DIRECTIVE: Copy out each line that mentions the word "Progress".

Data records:

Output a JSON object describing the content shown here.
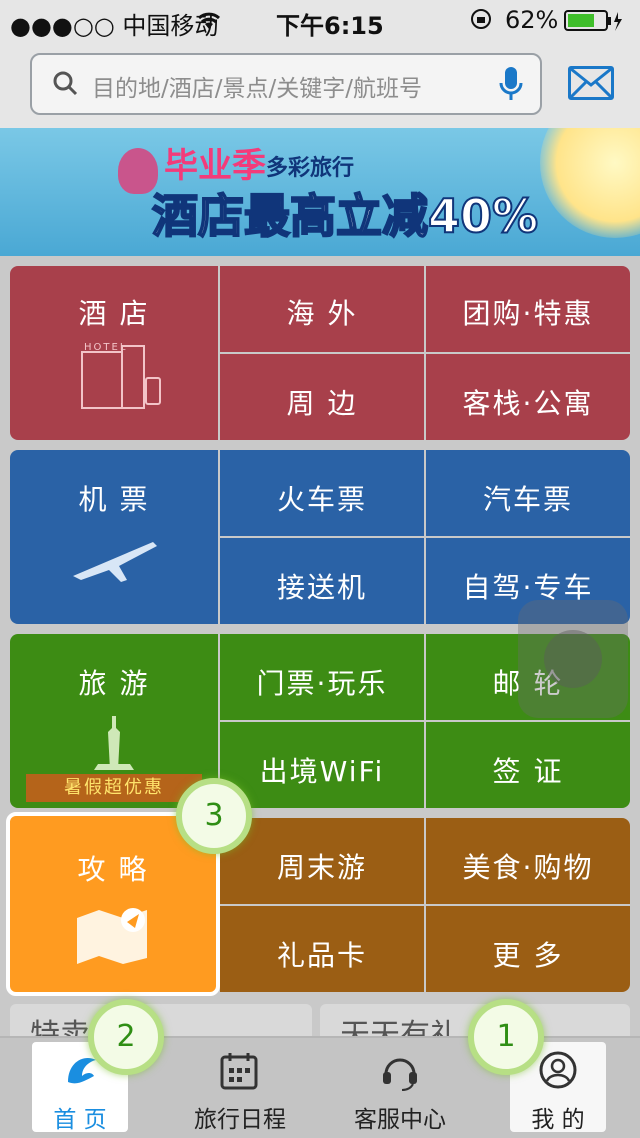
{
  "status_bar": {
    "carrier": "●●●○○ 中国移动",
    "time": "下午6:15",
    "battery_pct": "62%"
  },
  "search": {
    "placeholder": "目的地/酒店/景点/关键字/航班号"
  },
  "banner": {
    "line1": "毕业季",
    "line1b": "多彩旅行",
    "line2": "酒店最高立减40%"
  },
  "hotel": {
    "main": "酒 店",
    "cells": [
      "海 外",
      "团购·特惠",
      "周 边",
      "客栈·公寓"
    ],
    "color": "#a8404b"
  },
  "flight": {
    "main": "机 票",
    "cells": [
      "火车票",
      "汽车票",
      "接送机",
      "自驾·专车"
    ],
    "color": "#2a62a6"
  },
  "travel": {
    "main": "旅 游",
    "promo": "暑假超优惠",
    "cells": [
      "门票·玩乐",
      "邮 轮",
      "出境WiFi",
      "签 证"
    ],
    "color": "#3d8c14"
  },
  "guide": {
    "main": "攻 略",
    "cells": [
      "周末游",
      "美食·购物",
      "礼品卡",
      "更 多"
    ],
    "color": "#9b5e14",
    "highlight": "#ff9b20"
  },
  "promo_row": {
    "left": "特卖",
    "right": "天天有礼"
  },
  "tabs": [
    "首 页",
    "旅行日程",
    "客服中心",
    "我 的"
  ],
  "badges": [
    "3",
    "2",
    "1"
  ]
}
* * *
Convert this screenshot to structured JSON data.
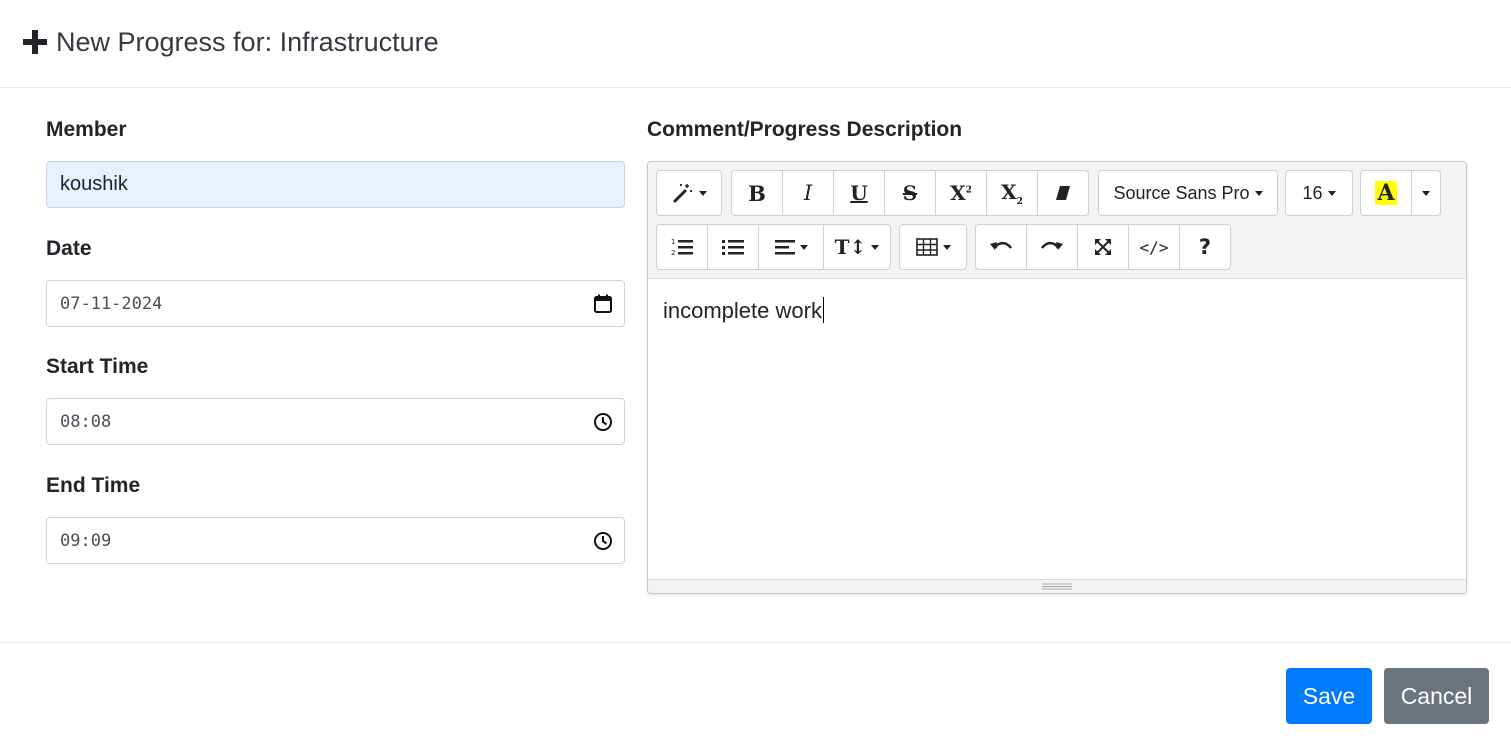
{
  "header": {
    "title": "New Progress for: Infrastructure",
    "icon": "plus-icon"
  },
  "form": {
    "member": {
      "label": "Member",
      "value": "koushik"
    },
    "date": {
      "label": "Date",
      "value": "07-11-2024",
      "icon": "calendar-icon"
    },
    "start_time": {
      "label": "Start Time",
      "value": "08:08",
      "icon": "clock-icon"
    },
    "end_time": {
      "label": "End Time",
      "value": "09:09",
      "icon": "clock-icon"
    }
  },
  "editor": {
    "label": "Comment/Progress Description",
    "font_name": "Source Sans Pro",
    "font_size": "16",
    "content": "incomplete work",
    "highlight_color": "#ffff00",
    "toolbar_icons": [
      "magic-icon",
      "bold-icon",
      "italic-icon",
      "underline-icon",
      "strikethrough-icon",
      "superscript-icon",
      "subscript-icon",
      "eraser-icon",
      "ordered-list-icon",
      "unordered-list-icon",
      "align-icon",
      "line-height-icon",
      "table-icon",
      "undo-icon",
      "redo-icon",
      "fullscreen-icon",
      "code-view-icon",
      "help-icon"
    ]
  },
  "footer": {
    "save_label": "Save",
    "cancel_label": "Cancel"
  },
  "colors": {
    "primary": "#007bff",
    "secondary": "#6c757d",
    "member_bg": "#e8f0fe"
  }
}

COMPLETE ANSWER:
    "title": "New Progress for: Infrastructure",
    "label": "Comment/Progress Description",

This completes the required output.